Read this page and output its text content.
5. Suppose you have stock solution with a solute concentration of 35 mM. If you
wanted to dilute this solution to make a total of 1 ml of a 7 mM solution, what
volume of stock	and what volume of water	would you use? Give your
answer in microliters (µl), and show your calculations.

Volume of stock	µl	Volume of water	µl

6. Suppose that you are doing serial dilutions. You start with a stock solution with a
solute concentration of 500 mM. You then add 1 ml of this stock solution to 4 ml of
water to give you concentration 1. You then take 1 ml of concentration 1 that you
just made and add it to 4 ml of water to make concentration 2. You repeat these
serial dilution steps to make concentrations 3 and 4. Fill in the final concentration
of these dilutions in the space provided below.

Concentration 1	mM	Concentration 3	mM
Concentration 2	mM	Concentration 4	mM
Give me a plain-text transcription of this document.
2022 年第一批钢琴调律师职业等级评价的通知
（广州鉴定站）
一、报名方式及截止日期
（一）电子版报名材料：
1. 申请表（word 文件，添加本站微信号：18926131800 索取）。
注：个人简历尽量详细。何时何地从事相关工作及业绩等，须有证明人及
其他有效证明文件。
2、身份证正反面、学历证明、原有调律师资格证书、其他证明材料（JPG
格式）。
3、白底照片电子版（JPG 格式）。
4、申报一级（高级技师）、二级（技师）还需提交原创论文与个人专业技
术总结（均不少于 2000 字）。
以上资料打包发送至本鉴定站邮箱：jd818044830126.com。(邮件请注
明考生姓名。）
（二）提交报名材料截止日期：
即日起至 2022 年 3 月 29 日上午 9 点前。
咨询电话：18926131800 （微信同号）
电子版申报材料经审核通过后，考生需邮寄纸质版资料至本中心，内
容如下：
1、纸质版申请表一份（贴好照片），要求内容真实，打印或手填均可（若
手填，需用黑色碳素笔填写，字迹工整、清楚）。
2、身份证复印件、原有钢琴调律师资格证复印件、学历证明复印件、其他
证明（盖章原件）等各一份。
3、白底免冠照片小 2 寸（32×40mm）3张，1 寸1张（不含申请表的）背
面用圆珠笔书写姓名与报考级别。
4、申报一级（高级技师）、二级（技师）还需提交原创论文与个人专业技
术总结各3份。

> **AIM**
Extract all of the data shown above and repeat it verbatim.

> **SOLUTION**
Read this page and output its text content.
5. Suppose you have stock solution with a solute concentration of 35 mM. If you
wanted to dilute this solution to make a total of 1 ml of a 7 mM solution, what
volume of stock	and what volume of water	would you use? Give your
answer in microliters (µl), and show your calculations.

Volume of stock	µl	Volume of water	µl

6. Suppose that you are doing serial dilutions. You start with a stock solution with a
solute concentration of 500 mM. You then add 1 ml of this stock solution to 4 ml of
water to give you concentration 1. You then take 1 ml of concentration 1 that you
just made and add it to 4 ml of water to make concentration 2. You repeat these
serial dilution steps to make concentrations 3 and 4. Fill in the final concentration
of these dilutions in the space provided below.

Concentration 1	mM	Concentration 3	mM
Concentration 2	mM	Concentration 4	mM
Give me a plain-text transcription of this document.
2022 年第一批钢琴调律师职业等级评价的通知
（广州鉴定站）
一、报名方式及截止日期
（一）电子版报名材料：
1. 申请表（word 文件，添加本站微信号：18926131800 索取）。
注：个人简历尽量详细。何时何地从事相关工作及业绩等，须有证明人及
其他有效证明文件。
2、身份证正反面、学历证明、原有调律师资格证书、其他证明材料（JPG
格式）。
3、白底照片电子版（JPG 格式）。
4、申报一级（高级技师）、二级（技师）还需提交原创论文与个人专业技
术总结（均不少于 2000 字）。
以上资料打包发送至本鉴定站邮箱：jd818044830126.com。(邮件请注
明考生姓名。）
（二）提交报名材料截止日期：
即日起至 2022 年 3 月 29 日上午 9 点前。
咨询电话：18926131800 （微信同号）
电子版申报材料经审核通过后，考生需邮寄纸质版资料至本中心，内
容如下：
1、纸质版申请表一份（贴好照片），要求内容真实，打印或手填均可（若
手填，需用黑色碳素笔填写，字迹工整、清楚）。
2、身份证复印件、原有钢琴调律师资格证复印件、学历证明复印件、其他
证明（盖章原件）等各一份。
3、白底免冠照片小 2 寸（32×40mm）3张，1 寸1张（不含申请表的）背
面用圆珠笔书写姓名与报考级别。
4、申报一级（高级技师）、二级（技师）还需提交原创论文与个人专业技
术总结各3份。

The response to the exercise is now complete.